| Parts of the exercise |
[A] Reproduce part of the EMC design tool passage word for word, beginning at the words "7.2.1 Systematic EMC" and stopping after "the whole problem.".
[B] Summarize the EMC design tool passage in two sentences.

| Given text |
━━━━━━━━━━━━━━━━━━━━

7.2 Outlook towards future development

7.2.1 Systematic EMC design tool
The hierarchical approach is developed because the final EMC performance relies
greatly on the result of the transient level analysis. The transient level analysis is
based on the operating points obtained on the functional level analysis. The parts
of the analysis based on the transient and functional level are familiar to power
electronics specialists, but not to an EMC expert. Conversely, power electronics
specialists are not familiar with the EMC standard and noise propagation paths.
The hierarchical approach gives a clear way of task division for the whole problem.
Therefore, a systematic EMC design tool based on the hierarchical approach
could be realized by software programmers, power electronics engineers and EMC
experts. The fundamental building blocks of this systematic tool are already
available. For instance, simulation software for education purposes or design
purposes can be used for functional analysis. The circuit simulation can be used
for transient analysis if the libraries of components are added. The additional
efforts include developing an extra interface to provide the details of the transients
which can be used for EMC design.

━━━━━━━━━━━━━━━━━━━━

(Region annotation records)

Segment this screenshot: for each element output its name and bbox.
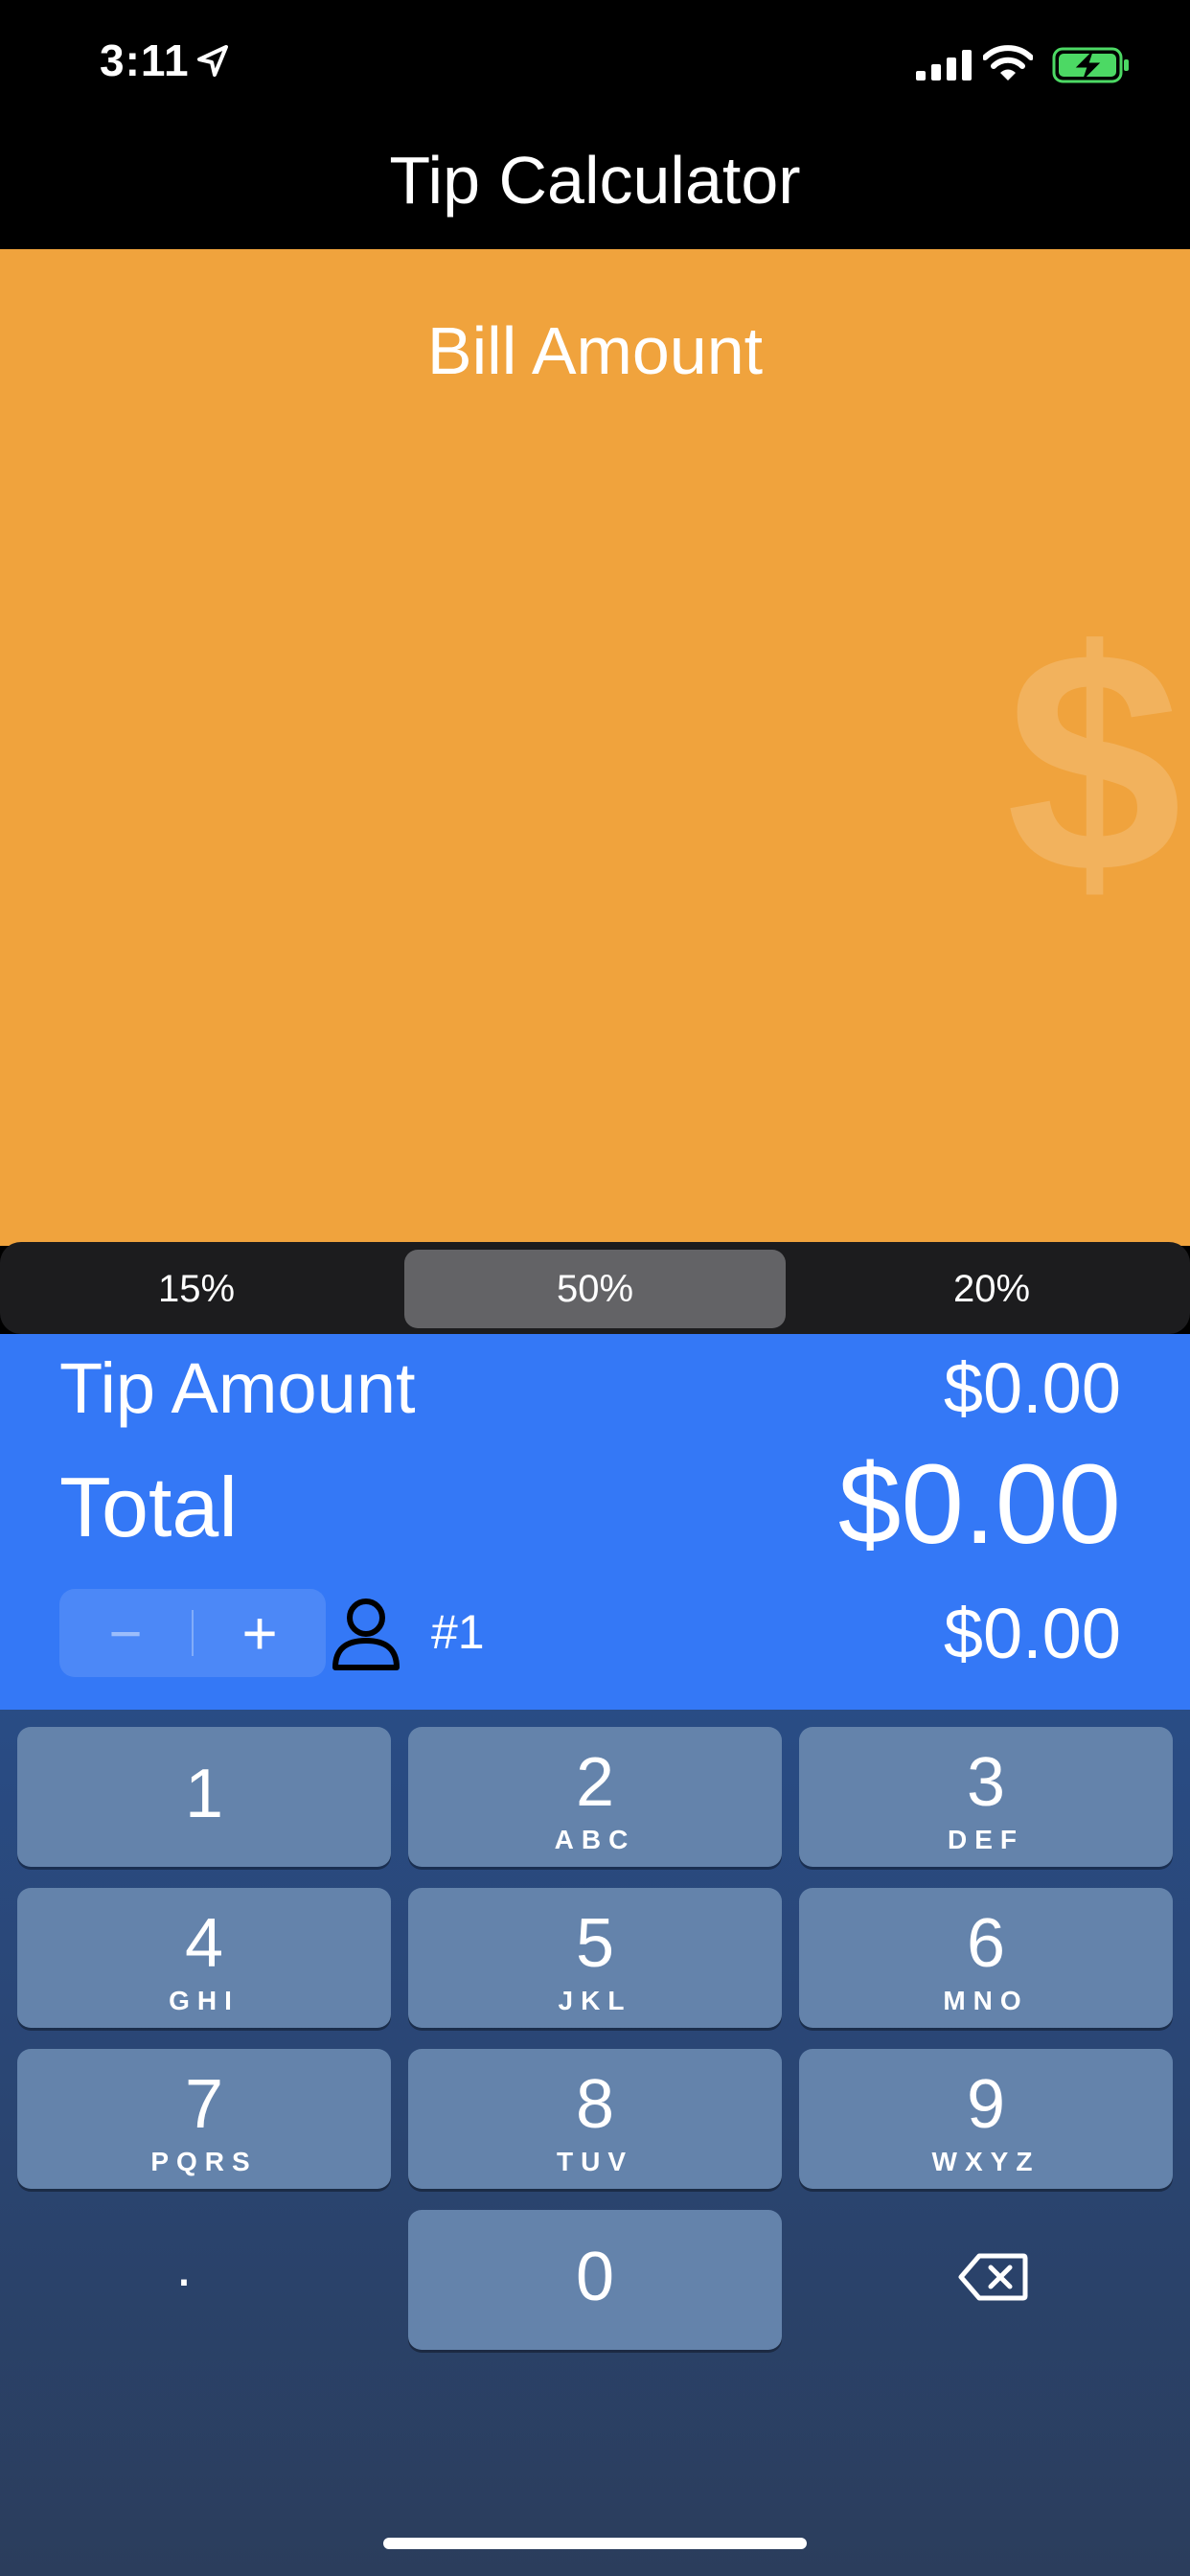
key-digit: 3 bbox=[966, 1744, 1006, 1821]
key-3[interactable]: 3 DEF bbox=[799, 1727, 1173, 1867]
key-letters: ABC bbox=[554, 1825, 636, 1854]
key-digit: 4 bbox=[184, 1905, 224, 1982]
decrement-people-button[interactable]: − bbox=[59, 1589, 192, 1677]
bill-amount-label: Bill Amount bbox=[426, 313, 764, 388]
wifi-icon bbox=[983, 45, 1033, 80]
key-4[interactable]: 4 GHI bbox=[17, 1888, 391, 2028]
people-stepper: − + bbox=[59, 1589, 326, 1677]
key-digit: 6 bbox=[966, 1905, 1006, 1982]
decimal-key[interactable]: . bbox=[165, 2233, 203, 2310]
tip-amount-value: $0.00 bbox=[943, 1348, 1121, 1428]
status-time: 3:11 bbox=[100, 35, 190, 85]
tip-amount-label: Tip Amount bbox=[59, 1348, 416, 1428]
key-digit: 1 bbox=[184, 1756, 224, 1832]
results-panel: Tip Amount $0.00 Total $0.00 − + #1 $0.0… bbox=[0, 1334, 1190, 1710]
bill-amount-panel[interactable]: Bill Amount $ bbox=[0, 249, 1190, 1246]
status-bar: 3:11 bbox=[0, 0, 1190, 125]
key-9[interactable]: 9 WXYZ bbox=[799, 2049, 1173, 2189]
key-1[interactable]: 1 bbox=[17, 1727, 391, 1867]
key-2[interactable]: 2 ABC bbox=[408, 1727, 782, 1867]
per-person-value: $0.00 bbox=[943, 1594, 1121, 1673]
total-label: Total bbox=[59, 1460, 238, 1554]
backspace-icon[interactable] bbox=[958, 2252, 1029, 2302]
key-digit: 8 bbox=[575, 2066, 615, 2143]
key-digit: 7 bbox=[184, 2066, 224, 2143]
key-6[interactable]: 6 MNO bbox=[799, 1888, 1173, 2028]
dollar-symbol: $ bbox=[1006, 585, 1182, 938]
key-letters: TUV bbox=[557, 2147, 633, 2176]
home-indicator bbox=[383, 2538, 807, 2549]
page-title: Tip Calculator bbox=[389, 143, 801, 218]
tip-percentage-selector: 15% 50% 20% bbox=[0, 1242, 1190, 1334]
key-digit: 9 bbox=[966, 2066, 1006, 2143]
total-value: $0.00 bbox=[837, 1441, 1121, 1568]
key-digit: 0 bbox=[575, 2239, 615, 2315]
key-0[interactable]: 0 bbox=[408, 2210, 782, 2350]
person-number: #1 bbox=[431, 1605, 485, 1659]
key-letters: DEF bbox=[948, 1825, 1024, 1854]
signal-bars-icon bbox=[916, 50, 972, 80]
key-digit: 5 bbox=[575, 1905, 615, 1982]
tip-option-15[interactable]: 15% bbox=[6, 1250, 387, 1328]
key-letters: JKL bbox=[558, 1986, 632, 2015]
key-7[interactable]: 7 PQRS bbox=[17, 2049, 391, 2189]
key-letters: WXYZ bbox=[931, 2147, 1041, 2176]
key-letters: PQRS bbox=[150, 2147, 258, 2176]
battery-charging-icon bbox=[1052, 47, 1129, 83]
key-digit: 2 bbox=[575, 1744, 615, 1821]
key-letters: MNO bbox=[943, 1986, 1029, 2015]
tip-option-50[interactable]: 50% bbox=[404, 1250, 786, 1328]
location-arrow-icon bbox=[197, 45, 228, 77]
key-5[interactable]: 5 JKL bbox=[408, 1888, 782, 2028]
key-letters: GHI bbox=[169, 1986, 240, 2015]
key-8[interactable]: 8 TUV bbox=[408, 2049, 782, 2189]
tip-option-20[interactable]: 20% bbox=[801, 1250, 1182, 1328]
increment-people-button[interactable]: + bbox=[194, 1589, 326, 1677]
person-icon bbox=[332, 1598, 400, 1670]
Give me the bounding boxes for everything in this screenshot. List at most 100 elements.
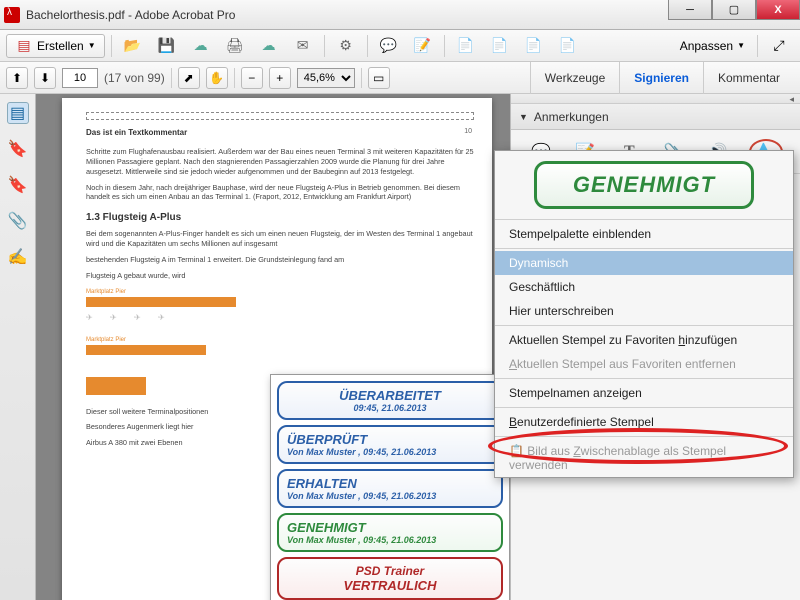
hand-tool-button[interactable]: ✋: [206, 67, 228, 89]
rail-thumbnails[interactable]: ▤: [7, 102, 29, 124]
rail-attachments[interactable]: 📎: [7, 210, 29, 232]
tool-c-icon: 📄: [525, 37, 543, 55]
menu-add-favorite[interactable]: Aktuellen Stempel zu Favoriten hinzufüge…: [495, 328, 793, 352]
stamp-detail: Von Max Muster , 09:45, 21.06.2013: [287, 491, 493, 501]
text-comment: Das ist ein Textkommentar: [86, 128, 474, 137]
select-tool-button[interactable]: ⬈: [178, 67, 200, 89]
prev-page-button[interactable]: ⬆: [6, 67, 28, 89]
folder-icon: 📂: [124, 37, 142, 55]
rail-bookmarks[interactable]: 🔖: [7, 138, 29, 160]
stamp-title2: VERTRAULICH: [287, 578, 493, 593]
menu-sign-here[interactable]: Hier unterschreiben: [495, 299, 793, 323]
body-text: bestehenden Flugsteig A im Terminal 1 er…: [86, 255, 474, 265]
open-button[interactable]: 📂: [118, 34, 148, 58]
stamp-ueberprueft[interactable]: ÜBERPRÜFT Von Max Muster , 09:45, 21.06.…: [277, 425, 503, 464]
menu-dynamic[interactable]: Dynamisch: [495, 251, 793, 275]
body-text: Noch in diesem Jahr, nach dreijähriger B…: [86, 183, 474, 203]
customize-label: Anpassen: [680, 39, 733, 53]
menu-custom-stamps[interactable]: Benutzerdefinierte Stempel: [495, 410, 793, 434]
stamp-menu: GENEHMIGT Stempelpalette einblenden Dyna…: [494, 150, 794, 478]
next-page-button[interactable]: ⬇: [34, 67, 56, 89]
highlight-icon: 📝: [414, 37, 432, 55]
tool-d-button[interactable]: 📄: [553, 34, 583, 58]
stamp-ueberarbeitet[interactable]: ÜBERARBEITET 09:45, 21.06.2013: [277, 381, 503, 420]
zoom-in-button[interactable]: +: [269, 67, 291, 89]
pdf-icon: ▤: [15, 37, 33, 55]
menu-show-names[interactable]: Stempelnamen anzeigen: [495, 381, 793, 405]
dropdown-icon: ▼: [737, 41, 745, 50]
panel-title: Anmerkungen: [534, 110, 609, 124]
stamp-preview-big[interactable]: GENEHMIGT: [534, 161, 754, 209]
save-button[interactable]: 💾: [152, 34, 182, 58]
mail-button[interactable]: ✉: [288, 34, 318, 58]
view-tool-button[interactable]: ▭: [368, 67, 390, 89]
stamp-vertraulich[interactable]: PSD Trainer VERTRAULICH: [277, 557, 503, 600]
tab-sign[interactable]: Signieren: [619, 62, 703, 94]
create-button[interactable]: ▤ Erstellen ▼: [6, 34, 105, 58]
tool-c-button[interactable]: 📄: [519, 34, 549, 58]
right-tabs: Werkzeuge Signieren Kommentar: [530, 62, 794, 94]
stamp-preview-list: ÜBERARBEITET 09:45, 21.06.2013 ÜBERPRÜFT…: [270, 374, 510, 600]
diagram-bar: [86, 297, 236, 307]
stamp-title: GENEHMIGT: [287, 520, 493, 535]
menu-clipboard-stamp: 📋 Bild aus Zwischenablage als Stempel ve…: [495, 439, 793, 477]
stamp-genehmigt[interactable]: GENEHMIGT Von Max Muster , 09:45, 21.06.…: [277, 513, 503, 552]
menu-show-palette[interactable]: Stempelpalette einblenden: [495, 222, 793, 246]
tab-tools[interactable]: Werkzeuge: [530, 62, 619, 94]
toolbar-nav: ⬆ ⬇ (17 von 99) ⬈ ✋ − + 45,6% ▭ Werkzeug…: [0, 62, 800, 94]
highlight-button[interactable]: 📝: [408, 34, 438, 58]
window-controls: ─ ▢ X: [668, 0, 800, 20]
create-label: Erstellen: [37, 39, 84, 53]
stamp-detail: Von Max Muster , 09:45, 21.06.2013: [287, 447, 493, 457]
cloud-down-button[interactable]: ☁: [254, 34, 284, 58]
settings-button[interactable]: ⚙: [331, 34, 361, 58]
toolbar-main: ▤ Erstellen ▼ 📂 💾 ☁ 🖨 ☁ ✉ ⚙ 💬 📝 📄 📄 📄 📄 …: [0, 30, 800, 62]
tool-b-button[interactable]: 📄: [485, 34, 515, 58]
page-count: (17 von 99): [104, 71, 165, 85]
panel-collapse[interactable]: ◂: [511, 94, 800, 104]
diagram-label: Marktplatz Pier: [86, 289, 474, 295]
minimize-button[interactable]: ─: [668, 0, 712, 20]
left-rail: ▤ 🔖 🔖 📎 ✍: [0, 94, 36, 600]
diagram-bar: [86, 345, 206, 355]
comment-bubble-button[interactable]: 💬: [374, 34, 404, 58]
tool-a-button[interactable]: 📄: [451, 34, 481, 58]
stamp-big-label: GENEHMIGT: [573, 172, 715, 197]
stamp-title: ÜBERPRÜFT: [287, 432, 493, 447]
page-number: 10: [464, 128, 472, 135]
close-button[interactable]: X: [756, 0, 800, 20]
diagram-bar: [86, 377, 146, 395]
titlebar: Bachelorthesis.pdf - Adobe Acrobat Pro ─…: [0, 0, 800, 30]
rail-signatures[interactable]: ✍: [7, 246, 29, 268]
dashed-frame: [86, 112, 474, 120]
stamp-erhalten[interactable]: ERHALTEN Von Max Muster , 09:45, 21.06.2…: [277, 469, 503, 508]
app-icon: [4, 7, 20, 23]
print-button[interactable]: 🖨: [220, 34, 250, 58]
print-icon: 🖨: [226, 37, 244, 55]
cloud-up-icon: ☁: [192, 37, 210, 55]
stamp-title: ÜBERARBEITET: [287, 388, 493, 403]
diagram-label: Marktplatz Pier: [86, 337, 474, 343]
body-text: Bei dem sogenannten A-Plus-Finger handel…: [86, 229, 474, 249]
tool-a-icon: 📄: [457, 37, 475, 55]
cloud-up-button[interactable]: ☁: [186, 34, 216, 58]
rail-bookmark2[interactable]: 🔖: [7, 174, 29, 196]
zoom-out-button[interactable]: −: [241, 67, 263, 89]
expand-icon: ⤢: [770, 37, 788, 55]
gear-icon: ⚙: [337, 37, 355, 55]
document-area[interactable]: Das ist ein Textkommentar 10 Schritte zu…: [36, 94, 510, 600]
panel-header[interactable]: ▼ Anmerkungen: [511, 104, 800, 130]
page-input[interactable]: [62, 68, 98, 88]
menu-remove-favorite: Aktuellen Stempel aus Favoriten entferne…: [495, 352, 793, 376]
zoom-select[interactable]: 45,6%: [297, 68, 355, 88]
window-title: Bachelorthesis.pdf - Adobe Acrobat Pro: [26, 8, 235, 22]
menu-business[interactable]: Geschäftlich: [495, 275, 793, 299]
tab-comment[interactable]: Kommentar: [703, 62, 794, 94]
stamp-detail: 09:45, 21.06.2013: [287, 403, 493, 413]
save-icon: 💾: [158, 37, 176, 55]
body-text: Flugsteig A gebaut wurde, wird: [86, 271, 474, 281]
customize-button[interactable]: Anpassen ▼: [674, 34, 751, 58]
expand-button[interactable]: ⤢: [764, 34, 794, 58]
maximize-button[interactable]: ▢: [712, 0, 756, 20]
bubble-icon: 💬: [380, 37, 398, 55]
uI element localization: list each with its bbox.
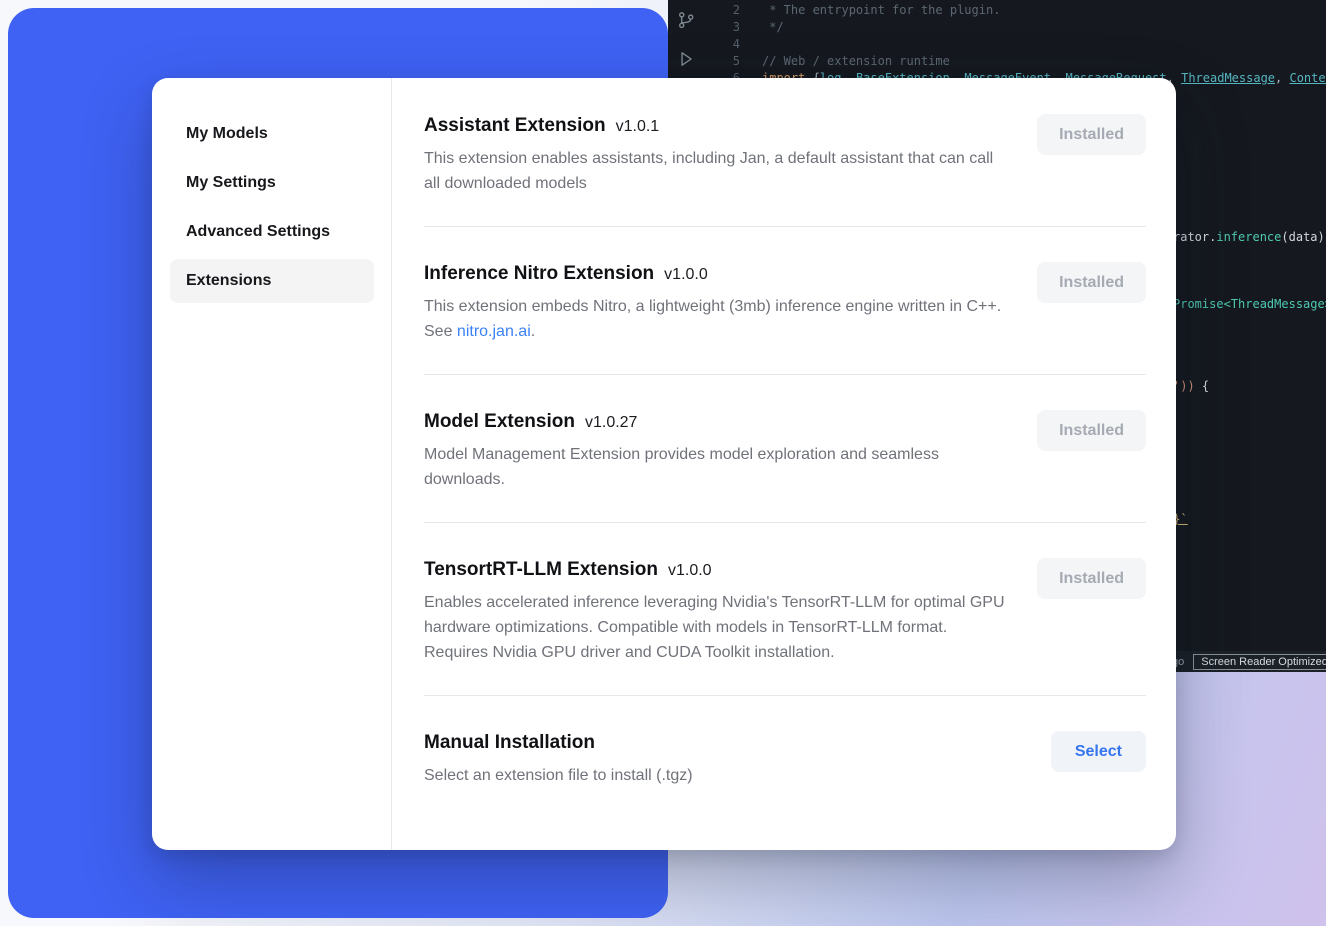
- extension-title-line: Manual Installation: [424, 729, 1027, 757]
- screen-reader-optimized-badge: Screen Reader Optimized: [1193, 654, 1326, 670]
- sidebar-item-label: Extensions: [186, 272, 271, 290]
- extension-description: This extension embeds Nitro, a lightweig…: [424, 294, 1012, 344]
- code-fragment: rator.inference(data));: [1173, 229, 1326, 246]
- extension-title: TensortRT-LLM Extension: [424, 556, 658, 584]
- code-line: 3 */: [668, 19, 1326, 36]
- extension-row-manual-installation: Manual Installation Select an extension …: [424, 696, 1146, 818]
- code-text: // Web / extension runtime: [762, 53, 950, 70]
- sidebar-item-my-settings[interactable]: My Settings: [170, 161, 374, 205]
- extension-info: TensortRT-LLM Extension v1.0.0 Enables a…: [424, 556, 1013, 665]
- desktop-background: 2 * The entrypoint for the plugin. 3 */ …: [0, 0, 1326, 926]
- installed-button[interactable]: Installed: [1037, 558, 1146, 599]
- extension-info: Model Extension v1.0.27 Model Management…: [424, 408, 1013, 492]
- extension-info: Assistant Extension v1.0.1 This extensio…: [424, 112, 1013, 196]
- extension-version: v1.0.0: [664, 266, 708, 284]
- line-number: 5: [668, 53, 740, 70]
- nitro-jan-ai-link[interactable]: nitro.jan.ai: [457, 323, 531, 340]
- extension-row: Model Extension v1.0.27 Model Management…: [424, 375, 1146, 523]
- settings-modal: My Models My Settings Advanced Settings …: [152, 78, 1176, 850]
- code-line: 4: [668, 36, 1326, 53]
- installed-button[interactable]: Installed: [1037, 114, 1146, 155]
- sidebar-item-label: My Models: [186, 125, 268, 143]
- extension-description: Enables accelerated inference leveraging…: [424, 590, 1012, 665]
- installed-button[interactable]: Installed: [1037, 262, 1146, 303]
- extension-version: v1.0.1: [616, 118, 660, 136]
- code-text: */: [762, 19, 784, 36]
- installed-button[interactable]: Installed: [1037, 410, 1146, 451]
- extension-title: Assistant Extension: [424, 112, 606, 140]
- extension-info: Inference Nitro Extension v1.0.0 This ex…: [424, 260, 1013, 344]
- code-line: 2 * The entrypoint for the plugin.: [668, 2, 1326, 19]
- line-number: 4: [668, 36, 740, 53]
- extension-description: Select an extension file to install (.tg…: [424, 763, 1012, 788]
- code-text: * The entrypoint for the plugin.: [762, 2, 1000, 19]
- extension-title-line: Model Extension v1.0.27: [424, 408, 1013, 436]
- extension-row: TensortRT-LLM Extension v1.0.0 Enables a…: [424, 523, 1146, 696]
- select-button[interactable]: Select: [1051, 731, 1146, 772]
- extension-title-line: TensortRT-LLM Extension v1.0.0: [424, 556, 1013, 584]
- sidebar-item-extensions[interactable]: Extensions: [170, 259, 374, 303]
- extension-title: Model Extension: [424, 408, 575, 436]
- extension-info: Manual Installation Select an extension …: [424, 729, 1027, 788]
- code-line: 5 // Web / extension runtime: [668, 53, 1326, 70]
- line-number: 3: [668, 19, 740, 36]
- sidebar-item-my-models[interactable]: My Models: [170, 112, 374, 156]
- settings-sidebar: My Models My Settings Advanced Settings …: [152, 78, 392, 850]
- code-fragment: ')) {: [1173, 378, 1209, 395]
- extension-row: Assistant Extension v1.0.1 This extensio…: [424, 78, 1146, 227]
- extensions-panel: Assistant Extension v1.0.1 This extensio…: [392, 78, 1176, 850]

━━━━━━━━━━━━━━━━━━━━

| The answers |
[A]
7.2.1 Systematic EMC design tool
The hierarchical approach is developed because the final EMC performance relies
greatly on the result of the transient level analysis. The transient level analysis is
based on the operating points obtained on the functional level analysis. The parts
of the analysis based on the transient and functional level are familiar to power
electronics specialists, but not to an EMC expert. Conversely, power electronics
specialists are not familiar with the EMC standard and noise propagation paths.
The hierarchical approach gives a clear way of task division for the whole problem.

[B] The hierarchical approach was developed because final EMC performance relies greatly on transient level analysis, which is based on operating points from functional level analysis, and it gives a clear way of dividing the problem between power electronics specialists and EMC experts. A systematic EMC design tool based on this approach could be realized by software programmers, power electronics engineers and EMC experts, since its fundamental building blocks are already available and the additional efforts include developing an extra interface that provides transient details for EMC design.